____ TASK INPUTS
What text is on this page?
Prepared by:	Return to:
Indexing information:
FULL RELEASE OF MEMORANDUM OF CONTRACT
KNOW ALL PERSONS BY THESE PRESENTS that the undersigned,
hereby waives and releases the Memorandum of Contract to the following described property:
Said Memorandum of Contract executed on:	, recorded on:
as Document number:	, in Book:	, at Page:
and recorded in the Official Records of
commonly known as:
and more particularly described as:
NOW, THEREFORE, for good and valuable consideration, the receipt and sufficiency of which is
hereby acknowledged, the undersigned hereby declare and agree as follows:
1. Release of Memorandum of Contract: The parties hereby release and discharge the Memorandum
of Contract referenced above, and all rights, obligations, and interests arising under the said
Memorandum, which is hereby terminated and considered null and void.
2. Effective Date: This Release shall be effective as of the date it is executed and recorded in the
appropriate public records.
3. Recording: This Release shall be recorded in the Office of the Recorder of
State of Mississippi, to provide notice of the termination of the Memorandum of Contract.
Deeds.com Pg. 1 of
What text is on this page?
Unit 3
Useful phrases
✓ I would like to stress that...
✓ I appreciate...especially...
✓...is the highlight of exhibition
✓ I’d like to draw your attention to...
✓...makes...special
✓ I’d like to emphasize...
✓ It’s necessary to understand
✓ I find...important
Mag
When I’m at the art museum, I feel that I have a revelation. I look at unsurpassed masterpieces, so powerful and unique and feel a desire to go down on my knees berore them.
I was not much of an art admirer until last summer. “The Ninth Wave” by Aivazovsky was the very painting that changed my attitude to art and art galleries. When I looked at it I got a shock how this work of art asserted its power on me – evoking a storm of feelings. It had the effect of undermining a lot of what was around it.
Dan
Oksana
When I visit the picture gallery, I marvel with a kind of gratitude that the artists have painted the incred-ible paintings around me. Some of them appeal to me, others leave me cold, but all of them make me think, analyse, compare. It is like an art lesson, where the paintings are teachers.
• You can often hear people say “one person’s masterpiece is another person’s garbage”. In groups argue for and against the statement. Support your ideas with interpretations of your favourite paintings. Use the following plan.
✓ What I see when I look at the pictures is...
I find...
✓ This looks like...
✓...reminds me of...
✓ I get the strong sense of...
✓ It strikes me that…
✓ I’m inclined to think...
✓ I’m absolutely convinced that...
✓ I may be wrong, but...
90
________
== REQUIREMENT ==
Of all the lines in the data above, state how many include "which". Say only the number.

== THE REPLY ==
2